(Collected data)
---

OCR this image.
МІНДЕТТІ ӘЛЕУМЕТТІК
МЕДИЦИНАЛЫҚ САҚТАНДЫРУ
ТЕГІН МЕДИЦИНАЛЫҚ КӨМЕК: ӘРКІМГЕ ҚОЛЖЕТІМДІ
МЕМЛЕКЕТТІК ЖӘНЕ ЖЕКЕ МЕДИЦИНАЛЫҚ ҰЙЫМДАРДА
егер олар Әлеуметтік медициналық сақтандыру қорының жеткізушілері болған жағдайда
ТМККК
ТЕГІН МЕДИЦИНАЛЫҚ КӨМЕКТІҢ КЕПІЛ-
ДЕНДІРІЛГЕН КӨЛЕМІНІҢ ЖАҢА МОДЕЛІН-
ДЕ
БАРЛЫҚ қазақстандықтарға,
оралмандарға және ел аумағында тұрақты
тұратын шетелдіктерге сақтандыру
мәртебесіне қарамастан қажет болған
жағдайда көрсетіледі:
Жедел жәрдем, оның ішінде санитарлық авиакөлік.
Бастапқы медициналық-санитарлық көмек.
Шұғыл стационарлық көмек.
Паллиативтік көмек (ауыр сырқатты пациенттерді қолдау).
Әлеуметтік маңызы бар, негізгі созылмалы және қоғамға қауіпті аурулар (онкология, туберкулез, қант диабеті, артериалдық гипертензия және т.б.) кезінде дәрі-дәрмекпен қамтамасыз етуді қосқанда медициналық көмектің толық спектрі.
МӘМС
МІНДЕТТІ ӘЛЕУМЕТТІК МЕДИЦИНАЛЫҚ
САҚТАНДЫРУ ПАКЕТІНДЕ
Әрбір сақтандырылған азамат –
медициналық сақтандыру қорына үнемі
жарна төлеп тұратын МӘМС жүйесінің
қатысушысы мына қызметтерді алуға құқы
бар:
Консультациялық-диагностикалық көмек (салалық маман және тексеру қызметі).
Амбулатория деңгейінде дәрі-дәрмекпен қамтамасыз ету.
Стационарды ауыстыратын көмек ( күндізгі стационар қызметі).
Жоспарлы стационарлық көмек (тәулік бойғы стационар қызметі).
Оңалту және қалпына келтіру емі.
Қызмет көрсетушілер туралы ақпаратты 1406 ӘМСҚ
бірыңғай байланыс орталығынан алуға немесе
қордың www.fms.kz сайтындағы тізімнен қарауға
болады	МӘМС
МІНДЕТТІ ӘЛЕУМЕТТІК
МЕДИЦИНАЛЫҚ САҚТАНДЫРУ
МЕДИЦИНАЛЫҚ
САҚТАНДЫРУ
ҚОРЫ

---

• SHORT PROBLEM
Extract all of the data above and output it character for character.

• RESPONSE
OCR this image.
МІНДЕТТІ ӘЛЕУМЕТТІК
МЕДИЦИНАЛЫҚ САҚТАНДЫРУ
ТЕГІН МЕДИЦИНАЛЫҚ КӨМЕК: ӘРКІМГЕ ҚОЛЖЕТІМДІ
МЕМЛЕКЕТТІК ЖӘНЕ ЖЕКЕ МЕДИЦИНАЛЫҚ ҰЙЫМДАРДА
егер олар Әлеуметтік медициналық сақтандыру қорының жеткізушілері болған жағдайда
ТМККК
ТЕГІН МЕДИЦИНАЛЫҚ КӨМЕКТІҢ КЕПІЛ-
ДЕНДІРІЛГЕН КӨЛЕМІНІҢ ЖАҢА МОДЕЛІН-
ДЕ
БАРЛЫҚ қазақстандықтарға,
оралмандарға және ел аумағында тұрақты
тұратын шетелдіктерге сақтандыру
мәртебесіне қарамастан қажет болған
жағдайда көрсетіледі:
Жедел жәрдем, оның ішінде санитарлық авиакөлік.
Бастапқы медициналық-санитарлық көмек.
Шұғыл стационарлық көмек.
Паллиативтік көмек (ауыр сырқатты пациенттерді қолдау).
Әлеуметтік маңызы бар, негізгі созылмалы және қоғамға қауіпті аурулар (онкология, туберкулез, қант диабеті, артериалдық гипертензия және т.б.) кезінде дәрі-дәрмекпен қамтамасыз етуді қосқанда медициналық көмектің толық спектрі.
МӘМС
МІНДЕТТІ ӘЛЕУМЕТТІК МЕДИЦИНАЛЫҚ
САҚТАНДЫРУ ПАКЕТІНДЕ
Әрбір сақтандырылған азамат –
медициналық сақтандыру қорына үнемі
жарна төлеп тұратын МӘМС жүйесінің
қатысушысы мына қызметтерді алуға құқы
бар:
Консультациялық-диагностикалық көмек (салалық маман және тексеру қызметі).
Амбулатория деңгейінде дәрі-дәрмекпен қамтамасыз ету.
Стационарды ауыстыратын көмек ( күндізгі стационар қызметі).
Жоспарлы стационарлық көмек (тәулік бойғы стационар қызметі).
Оңалту және қалпына келтіру емі.
Қызмет көрсетушілер туралы ақпаратты 1406 ӘМСҚ
бірыңғай байланыс орталығынан алуға немесе
қордың www.fms.kz сайтындағы тізімнен қарауға
болады	МӘМС
МІНДЕТТІ ӘЛЕУМЕТТІК
МЕДИЦИНАЛЫҚ САҚТАНДЫРУ
МЕДИЦИНАЛЫҚ
САҚТАНДЫРУ
ҚОРЫ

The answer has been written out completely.